— Figure collection entries —
##########

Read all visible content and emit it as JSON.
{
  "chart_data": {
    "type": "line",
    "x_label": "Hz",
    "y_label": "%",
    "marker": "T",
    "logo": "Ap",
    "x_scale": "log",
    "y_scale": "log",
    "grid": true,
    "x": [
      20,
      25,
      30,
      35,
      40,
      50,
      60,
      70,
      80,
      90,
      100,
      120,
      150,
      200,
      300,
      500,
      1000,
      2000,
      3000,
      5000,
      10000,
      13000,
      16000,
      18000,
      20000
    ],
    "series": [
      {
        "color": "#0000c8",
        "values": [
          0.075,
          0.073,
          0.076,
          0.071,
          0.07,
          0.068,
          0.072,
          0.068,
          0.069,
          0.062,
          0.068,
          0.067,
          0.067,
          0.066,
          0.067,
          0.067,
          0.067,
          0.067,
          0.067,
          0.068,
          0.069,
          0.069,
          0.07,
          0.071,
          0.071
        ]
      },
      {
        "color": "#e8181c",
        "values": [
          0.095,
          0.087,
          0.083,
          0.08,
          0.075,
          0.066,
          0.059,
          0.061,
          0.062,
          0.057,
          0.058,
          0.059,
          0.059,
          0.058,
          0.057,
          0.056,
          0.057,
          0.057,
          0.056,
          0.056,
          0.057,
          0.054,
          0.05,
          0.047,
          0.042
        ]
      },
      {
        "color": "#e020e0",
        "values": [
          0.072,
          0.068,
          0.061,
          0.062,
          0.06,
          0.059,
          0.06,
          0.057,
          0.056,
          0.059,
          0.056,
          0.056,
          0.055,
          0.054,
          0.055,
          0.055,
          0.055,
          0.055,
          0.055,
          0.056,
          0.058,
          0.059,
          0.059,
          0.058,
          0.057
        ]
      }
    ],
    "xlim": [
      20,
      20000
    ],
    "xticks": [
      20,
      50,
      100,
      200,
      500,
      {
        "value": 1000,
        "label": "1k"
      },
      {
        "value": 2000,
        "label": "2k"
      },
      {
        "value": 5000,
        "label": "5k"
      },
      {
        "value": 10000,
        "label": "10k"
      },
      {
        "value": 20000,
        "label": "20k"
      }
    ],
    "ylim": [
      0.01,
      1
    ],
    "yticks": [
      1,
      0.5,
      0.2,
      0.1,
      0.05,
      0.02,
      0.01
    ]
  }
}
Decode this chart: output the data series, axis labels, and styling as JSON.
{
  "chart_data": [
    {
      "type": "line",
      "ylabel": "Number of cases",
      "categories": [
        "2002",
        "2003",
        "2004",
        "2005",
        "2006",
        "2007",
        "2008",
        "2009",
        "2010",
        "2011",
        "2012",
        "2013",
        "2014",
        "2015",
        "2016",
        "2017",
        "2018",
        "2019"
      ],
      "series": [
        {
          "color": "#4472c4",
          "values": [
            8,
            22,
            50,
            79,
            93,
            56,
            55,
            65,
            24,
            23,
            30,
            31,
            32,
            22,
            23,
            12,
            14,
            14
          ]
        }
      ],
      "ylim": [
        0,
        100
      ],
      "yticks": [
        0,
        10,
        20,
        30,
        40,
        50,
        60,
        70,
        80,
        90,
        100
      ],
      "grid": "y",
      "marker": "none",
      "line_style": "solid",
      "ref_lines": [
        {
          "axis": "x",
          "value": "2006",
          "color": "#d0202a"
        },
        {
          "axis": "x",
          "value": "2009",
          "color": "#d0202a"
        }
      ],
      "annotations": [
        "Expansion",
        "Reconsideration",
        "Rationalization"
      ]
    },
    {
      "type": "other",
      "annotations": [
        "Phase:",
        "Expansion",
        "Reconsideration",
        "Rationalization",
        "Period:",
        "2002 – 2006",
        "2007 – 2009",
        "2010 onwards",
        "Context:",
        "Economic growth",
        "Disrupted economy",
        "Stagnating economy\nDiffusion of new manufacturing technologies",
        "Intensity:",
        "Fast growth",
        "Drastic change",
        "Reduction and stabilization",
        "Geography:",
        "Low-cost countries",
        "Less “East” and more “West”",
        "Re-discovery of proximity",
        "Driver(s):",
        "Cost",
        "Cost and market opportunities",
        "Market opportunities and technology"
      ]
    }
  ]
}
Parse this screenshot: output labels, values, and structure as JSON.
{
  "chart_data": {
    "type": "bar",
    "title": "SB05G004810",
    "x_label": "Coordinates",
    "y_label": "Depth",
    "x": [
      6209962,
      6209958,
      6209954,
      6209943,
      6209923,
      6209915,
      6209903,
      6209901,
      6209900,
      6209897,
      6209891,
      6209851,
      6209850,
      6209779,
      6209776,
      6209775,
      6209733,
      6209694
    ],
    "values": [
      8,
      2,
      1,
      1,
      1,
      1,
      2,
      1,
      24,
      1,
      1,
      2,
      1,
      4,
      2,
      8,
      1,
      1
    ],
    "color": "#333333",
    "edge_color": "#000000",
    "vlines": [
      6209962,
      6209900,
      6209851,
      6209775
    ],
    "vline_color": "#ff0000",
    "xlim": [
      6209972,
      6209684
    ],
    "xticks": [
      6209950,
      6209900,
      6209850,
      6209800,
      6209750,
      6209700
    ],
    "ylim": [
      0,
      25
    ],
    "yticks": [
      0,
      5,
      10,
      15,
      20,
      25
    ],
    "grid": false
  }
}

##########

— GOAL —
From the entries above, extract every line where the word "output" appears.

— SOLVED PROBLEM —
Decode this chart: output the data series, axis labels, and styling as JSON.
Parse this screenshot: output labels, values, and structure as JSON.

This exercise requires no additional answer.